* **TASK REQUIREMENTS**
How many of the lines here include "trách"? Answer with a single number.

* **RECORDS SUPPLIED**
-=-=-
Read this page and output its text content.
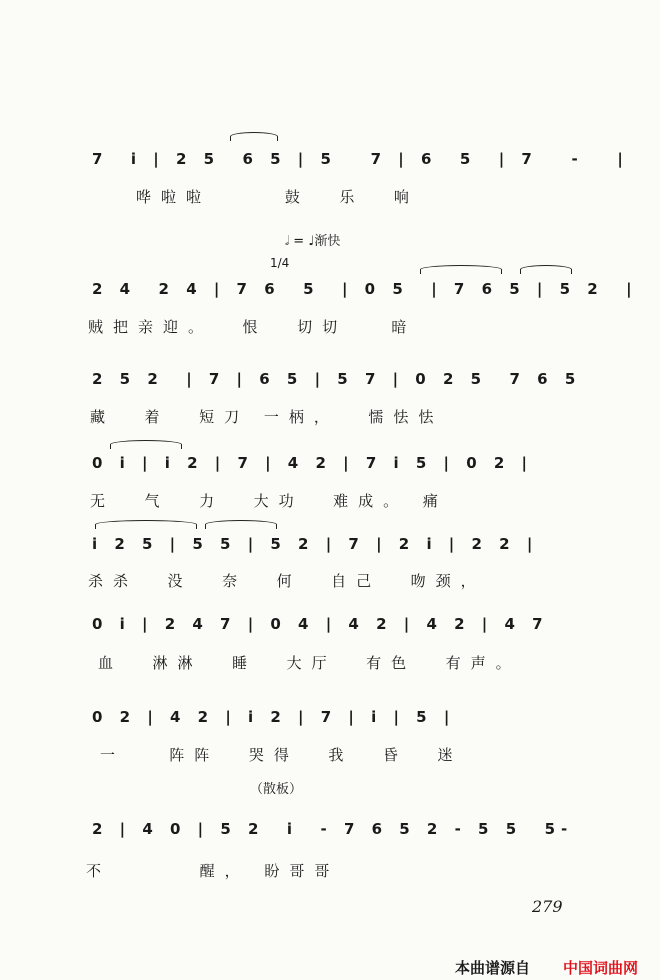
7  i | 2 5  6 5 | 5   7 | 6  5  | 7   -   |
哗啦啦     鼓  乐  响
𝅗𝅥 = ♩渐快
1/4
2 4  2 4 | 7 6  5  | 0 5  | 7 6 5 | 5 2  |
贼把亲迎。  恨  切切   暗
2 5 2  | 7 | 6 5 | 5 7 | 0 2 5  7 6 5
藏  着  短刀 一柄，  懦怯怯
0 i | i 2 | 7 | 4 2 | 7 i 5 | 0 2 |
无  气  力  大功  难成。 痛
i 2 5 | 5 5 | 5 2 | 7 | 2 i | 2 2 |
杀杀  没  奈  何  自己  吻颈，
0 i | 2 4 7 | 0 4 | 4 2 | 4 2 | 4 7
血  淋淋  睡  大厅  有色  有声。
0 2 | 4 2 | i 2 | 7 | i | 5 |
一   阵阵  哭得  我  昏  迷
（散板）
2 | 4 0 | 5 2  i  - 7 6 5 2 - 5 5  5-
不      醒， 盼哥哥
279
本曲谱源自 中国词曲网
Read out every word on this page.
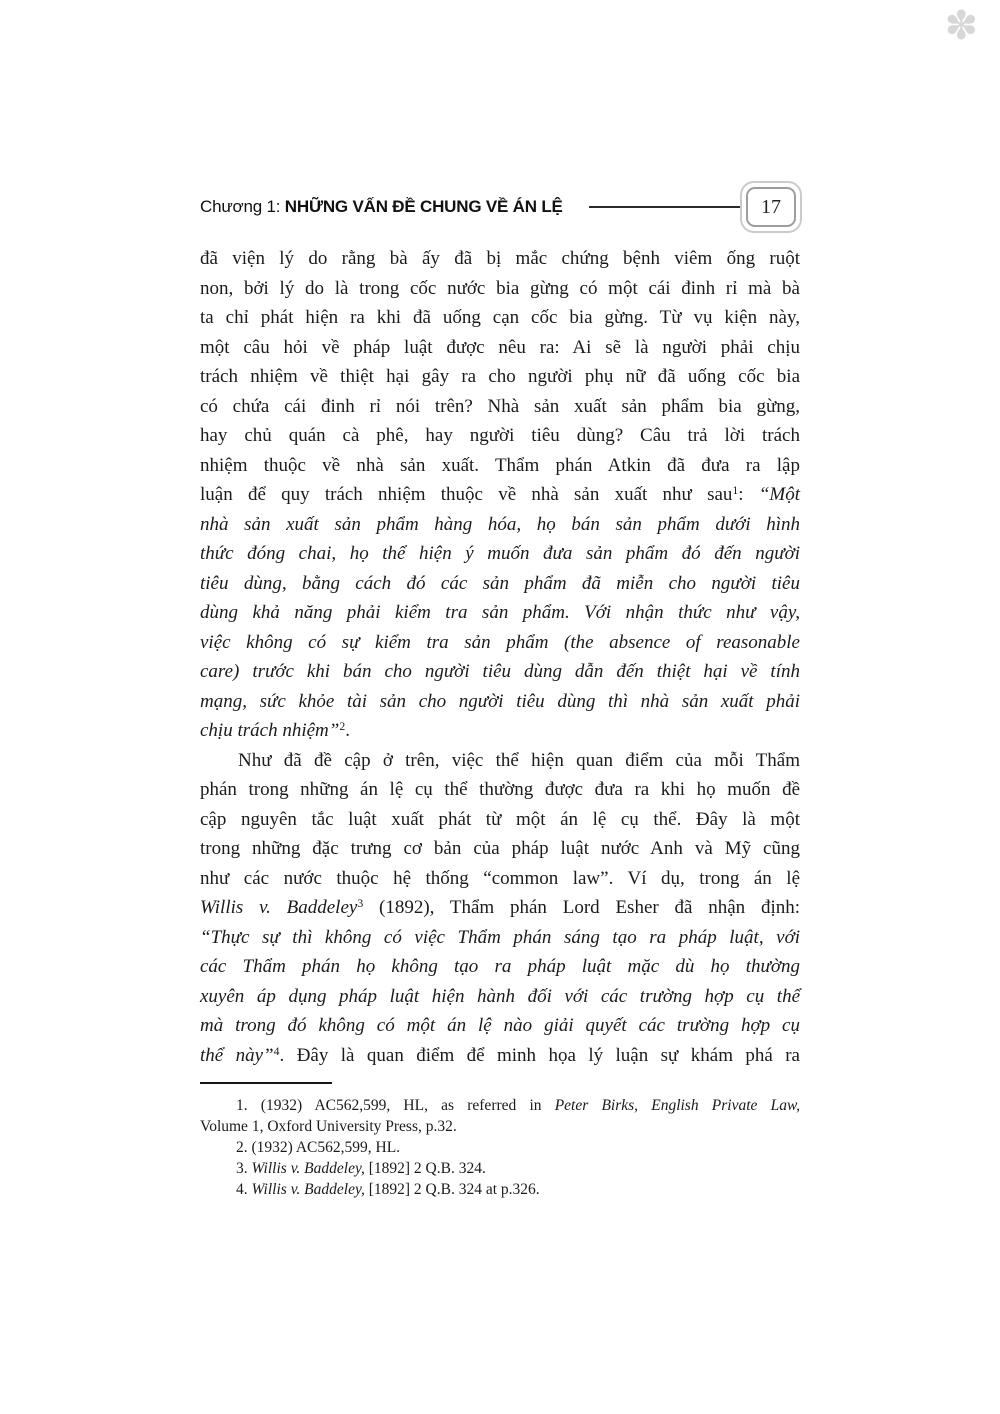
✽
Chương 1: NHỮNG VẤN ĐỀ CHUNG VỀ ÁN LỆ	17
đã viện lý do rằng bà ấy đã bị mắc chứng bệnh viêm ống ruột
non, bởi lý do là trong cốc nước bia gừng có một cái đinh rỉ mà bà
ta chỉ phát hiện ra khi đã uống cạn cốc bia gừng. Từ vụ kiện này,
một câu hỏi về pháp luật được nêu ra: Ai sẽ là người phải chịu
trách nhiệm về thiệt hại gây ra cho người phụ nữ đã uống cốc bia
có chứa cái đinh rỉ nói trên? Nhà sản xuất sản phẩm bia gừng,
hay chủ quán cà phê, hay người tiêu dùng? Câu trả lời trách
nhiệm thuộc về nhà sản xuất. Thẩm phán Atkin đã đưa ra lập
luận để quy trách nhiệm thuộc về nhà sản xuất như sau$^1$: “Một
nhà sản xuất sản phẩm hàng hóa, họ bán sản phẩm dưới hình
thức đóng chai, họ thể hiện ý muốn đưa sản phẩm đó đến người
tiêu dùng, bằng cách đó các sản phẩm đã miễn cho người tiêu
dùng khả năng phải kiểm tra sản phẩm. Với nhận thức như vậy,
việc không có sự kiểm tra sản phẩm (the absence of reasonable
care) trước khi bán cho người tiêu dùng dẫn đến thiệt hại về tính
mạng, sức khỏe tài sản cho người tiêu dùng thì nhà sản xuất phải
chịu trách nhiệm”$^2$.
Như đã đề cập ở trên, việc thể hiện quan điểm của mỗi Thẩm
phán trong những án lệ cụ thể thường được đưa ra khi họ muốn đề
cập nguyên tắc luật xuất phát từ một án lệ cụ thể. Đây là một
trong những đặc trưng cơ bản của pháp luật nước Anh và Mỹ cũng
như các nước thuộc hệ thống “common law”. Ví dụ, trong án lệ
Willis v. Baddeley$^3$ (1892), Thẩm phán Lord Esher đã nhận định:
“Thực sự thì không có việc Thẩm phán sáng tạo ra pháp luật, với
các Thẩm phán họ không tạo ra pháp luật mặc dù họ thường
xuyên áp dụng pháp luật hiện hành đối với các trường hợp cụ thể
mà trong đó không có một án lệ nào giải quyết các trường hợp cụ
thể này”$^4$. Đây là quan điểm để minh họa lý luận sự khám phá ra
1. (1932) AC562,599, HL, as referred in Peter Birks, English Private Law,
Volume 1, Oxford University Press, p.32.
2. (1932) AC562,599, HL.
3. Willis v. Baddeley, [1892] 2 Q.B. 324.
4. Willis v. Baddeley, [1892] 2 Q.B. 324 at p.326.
-=-=-
* **TASK ANSWER**
4